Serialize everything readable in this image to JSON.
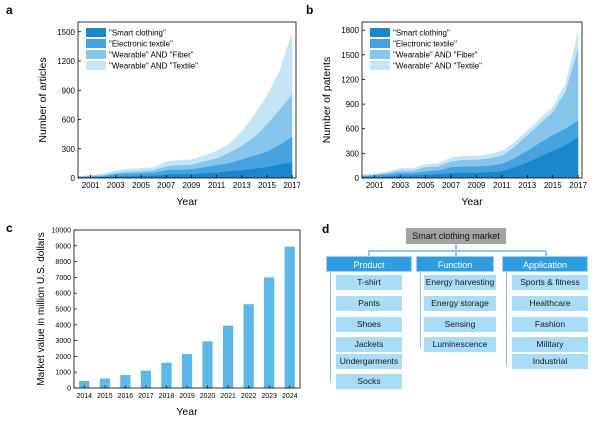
{
  "chart_data": [
    {
      "panel": "a",
      "type": "area",
      "stacked": false,
      "x": [
        2000,
        2001,
        2002,
        2003,
        2004,
        2005,
        2006,
        2007,
        2008,
        2009,
        2010,
        2011,
        2012,
        2013,
        2014,
        2015,
        2016,
        2017
      ],
      "series": [
        {
          "name": "\"Smart clothing\"",
          "color": "#1b86cc",
          "values": [
            5,
            8,
            10,
            18,
            20,
            22,
            25,
            35,
            40,
            40,
            50,
            55,
            70,
            80,
            95,
            110,
            140,
            160
          ]
        },
        {
          "name": "\"Electronic textile\"",
          "color": "#46a3df",
          "values": [
            10,
            15,
            20,
            40,
            45,
            50,
            55,
            80,
            85,
            90,
            110,
            130,
            150,
            190,
            230,
            270,
            340,
            420
          ]
        },
        {
          "name": "\"Wearable\" AND \"Fiber\"",
          "color": "#86c5ec",
          "values": [
            15,
            25,
            30,
            55,
            65,
            70,
            80,
            120,
            130,
            135,
            170,
            200,
            260,
            330,
            420,
            550,
            700,
            860
          ]
        },
        {
          "name": "\"Wearable\" AND \"Textile\"",
          "color": "#c4e4f7",
          "values": [
            20,
            30,
            45,
            80,
            95,
            100,
            110,
            170,
            185,
            190,
            230,
            280,
            350,
            480,
            650,
            850,
            1100,
            1500
          ]
        }
      ],
      "xticks": [
        "2001",
        "2003",
        "2005",
        "2007",
        "2009",
        "2011",
        "2013",
        "2015",
        "2017"
      ],
      "yticks": [
        "0",
        "300",
        "600",
        "900",
        "1200",
        "1500"
      ],
      "xlabel": "Year",
      "ylabel": "Number of articles",
      "xlim": [
        2000,
        2017.3
      ],
      "ylim": [
        0,
        1600
      ],
      "legend": "top-left"
    },
    {
      "panel": "b",
      "type": "area",
      "stacked": false,
      "x": [
        2000,
        2001,
        2002,
        2003,
        2004,
        2005,
        2006,
        2007,
        2008,
        2009,
        2010,
        2011,
        2012,
        2013,
        2014,
        2015,
        2016,
        2017
      ],
      "series": [
        {
          "name": "\"Smart clothing\"",
          "color": "#1b86cc",
          "values": [
            10,
            15,
            20,
            30,
            30,
            40,
            45,
            60,
            65,
            65,
            70,
            80,
            130,
            190,
            260,
            330,
            400,
            500
          ]
        },
        {
          "name": "\"Electronic textile\"",
          "color": "#46a3df",
          "values": [
            20,
            30,
            45,
            60,
            60,
            80,
            90,
            130,
            140,
            140,
            150,
            170,
            240,
            330,
            430,
            520,
            600,
            700
          ]
        },
        {
          "name": "\"Wearable\" AND \"Fiber\"",
          "color": "#86c5ec",
          "values": [
            30,
            40,
            60,
            90,
            90,
            130,
            140,
            200,
            220,
            220,
            240,
            270,
            380,
            520,
            660,
            800,
            1050,
            1580
          ]
        },
        {
          "name": "\"Wearable\" AND \"Textile\"",
          "color": "#c4e4f7",
          "values": [
            40,
            55,
            80,
            120,
            120,
            170,
            180,
            250,
            270,
            270,
            290,
            330,
            440,
            580,
            720,
            870,
            1150,
            1800
          ]
        }
      ],
      "xticks": [
        "2001",
        "2003",
        "2005",
        "2007",
        "2009",
        "2011",
        "2013",
        "2015",
        "2017"
      ],
      "yticks": [
        "0",
        "300",
        "600",
        "900",
        "1200",
        "1500",
        "1800"
      ],
      "xlabel": "Year",
      "ylabel": "Number of patents",
      "xlim": [
        2000,
        2017.3
      ],
      "ylim": [
        0,
        1900
      ],
      "legend": "top-left"
    },
    {
      "panel": "c",
      "type": "bar",
      "color": "#5cb8e8",
      "categories": [
        "2014",
        "2015",
        "2016",
        "2017",
        "2018",
        "2019",
        "2020",
        "2021",
        "2022",
        "2023",
        "2024"
      ],
      "values": [
        450,
        600,
        820,
        1100,
        1600,
        2150,
        2950,
        3950,
        5300,
        7000,
        8950
      ],
      "yticks": [
        "0",
        "1000",
        "2000",
        "3000",
        "4000",
        "5000",
        "6000",
        "7000",
        "8000",
        "9000",
        "10000"
      ],
      "xlabel": "Year",
      "ylabel": "Market value in million U.S. dollars",
      "ylim": [
        0,
        10000
      ]
    }
  ],
  "diagram": {
    "panel": "d",
    "root": "Smart clothing market",
    "categories": [
      {
        "label": "Product",
        "items": [
          "T-shirt",
          "Pants",
          "Shoes",
          "Jackets",
          "Undergarments",
          "Socks"
        ]
      },
      {
        "label": "Function",
        "items": [
          "Energy harvesting",
          "Energy storage",
          "Sensing",
          "Luminescence"
        ]
      },
      {
        "label": "Application",
        "items": [
          "Sports & fitness",
          "Healthcare",
          "Fashion",
          "Military",
          "Industrial"
        ]
      }
    ]
  },
  "panel_labels": {
    "a": "a",
    "b": "b",
    "c": "c",
    "d": "d"
  }
}
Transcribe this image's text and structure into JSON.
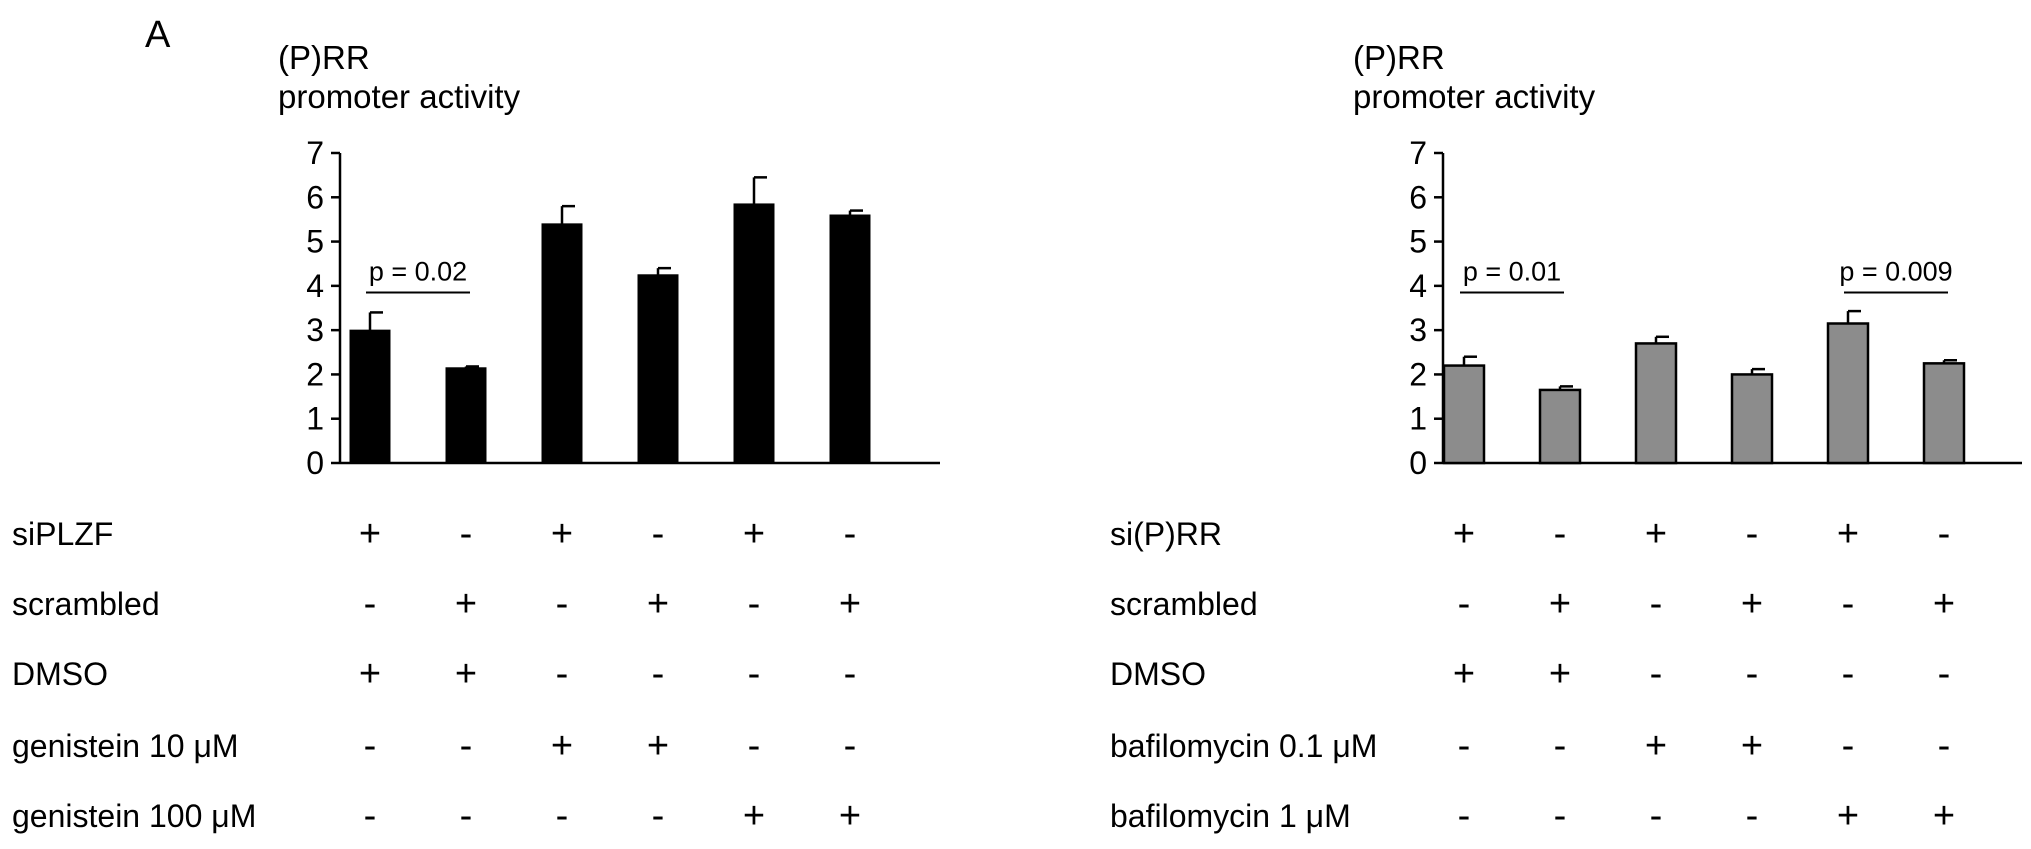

§ §

State how many lines in the records above contain the word "JSON", giving only the number.

• [ANSWER IN FULL]
2